[Start of Data for this exercise]

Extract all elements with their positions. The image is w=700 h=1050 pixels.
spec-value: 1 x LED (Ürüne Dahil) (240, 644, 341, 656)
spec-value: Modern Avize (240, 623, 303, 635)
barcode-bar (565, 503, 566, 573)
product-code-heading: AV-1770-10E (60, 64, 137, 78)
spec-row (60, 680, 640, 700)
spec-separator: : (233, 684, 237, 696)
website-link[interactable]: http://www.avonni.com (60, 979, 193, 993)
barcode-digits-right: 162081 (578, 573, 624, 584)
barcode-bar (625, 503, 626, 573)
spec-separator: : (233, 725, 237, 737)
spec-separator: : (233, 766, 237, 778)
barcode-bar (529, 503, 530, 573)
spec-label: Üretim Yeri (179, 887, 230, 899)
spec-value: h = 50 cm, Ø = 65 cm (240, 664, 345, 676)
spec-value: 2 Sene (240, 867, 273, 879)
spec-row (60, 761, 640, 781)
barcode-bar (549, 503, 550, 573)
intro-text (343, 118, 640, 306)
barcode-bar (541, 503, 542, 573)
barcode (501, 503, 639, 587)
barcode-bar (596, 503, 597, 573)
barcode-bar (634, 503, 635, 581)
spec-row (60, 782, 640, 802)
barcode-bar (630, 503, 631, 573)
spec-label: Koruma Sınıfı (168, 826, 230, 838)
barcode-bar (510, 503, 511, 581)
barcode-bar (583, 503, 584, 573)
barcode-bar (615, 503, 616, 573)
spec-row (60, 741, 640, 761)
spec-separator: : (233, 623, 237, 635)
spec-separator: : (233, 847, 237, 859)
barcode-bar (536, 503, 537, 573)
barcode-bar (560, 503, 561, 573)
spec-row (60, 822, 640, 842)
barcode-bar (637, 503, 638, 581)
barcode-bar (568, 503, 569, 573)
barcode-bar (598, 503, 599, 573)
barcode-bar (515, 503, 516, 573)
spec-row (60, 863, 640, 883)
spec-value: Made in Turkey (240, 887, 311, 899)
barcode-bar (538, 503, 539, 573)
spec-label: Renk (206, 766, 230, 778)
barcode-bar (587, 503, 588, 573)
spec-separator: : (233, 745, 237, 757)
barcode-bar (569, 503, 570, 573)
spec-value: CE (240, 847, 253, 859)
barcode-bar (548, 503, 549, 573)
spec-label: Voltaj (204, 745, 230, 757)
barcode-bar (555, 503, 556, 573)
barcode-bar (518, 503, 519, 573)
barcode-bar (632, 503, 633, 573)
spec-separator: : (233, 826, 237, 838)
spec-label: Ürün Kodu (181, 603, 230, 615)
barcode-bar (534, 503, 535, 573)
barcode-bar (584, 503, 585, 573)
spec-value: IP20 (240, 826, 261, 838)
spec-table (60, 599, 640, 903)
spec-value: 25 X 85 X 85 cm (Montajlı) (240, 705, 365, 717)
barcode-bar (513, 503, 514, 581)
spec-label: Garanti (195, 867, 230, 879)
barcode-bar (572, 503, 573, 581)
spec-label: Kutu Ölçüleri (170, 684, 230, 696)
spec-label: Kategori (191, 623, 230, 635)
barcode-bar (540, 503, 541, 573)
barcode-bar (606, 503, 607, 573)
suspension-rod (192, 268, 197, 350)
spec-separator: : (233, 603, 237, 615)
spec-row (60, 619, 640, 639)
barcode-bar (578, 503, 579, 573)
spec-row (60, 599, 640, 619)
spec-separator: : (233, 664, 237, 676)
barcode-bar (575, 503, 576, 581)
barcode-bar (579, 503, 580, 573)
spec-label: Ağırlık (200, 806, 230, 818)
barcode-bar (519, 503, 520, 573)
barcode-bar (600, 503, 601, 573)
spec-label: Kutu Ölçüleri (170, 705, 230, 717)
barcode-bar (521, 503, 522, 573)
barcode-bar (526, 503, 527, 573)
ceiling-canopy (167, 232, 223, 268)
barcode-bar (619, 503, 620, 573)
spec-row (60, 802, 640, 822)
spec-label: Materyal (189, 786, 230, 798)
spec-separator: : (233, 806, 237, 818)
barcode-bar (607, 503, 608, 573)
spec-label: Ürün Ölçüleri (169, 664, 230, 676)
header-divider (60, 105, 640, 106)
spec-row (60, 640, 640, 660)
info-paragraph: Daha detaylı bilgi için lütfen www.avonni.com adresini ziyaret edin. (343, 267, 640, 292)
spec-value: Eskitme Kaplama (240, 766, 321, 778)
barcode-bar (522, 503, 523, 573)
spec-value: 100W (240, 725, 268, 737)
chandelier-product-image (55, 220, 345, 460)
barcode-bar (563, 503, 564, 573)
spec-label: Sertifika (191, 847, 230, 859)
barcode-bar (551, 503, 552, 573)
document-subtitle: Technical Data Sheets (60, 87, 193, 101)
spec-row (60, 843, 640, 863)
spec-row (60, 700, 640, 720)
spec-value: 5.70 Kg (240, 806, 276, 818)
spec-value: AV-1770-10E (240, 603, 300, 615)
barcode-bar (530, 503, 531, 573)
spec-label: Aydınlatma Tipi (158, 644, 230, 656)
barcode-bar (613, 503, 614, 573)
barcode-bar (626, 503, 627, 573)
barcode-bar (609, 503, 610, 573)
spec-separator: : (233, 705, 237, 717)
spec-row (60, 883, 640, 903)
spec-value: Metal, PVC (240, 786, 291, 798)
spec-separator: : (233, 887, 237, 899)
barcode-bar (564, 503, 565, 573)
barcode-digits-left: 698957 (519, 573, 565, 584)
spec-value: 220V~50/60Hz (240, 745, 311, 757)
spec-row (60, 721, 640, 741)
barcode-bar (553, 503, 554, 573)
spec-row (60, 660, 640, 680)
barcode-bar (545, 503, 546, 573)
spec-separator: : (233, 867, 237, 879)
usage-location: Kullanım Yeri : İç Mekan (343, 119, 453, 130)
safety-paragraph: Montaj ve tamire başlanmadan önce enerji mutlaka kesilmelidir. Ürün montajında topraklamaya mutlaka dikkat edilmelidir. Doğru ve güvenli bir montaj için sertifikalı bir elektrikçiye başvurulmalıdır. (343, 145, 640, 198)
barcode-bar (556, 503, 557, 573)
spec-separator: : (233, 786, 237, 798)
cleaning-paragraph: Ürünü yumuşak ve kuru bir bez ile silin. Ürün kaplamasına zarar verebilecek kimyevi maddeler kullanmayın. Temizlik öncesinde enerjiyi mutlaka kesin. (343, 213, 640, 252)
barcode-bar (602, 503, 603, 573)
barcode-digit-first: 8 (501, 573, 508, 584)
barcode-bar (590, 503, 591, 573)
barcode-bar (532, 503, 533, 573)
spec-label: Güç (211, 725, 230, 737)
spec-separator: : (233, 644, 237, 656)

[End of Data for this exercise]
[Start of Data for this exercise]

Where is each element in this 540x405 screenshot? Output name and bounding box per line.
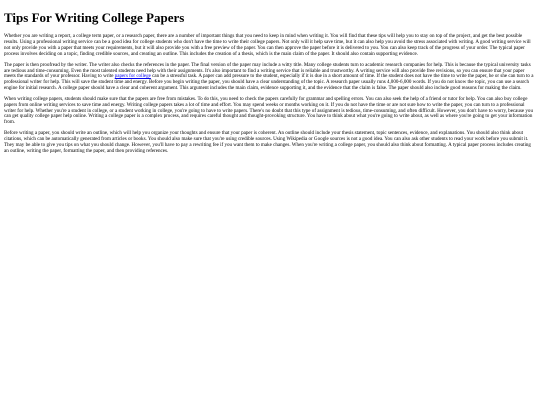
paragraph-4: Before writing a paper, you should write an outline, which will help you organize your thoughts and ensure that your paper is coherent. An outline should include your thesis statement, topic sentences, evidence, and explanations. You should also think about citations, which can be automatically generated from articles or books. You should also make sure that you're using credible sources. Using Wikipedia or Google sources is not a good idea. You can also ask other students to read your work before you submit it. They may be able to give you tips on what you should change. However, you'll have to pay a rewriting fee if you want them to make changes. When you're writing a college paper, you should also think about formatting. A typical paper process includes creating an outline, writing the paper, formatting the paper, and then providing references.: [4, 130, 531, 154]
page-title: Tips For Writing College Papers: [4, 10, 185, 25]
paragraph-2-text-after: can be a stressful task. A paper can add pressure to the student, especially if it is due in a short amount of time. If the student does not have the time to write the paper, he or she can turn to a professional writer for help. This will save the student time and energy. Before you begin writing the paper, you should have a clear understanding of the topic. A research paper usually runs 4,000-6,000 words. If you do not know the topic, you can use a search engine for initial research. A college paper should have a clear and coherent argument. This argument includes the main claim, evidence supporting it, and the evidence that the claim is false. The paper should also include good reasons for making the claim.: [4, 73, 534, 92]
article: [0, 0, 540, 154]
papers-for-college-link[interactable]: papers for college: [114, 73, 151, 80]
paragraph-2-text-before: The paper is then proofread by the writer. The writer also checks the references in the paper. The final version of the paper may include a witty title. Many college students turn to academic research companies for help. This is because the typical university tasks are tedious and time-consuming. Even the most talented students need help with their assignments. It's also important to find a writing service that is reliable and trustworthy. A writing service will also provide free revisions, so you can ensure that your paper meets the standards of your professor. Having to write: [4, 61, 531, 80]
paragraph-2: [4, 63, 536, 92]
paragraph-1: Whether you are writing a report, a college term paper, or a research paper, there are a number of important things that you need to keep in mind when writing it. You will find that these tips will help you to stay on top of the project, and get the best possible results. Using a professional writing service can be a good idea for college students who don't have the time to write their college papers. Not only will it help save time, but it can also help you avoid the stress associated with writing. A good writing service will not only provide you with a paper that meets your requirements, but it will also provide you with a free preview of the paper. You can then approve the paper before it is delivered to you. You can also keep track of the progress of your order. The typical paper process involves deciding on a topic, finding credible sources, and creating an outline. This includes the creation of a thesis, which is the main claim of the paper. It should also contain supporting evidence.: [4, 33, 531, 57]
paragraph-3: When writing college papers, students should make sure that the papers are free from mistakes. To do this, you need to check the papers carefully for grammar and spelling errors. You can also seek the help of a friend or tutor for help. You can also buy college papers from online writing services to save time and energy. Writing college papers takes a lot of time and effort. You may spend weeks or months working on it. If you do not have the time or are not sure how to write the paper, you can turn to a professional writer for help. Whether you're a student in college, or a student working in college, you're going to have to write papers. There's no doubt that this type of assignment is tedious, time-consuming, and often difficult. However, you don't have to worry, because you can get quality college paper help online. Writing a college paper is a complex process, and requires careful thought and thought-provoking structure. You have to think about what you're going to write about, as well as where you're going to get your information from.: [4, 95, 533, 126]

[End of Data for this exercise]

Directive:
Starting with the line that contains "paragraph-4: Before writing" and going on through the line that contains "page-title: Tips For", give those lines again with "thesis statement" changed to "main claim" and nothing else altered.

Expected output:
paragraph-4: Before writing a paper, you should write an outline, which will help you organize your thoughts and ensure that your paper is coherent. An outline should include your main claim, topic sentences, evidence, and explanations. You should also think about citations, which can be automatically generated from articles or books. You should also make sure that you're using credible sources. Using Wikipedia or Google sources is not a good idea. You can also ask other students to read your work before you submit it. They may be able to give you tips on what you should change. However, you'll have to pay a rewriting fee if you want them to make changes. When you're writing a college paper, you should also think about formatting. A typical paper process includes creating an outline, writing the paper, formatting the paper, and then providing references.: [4, 130, 531, 154]
page-title: Tips For Writing College Papers: [4, 10, 185, 25]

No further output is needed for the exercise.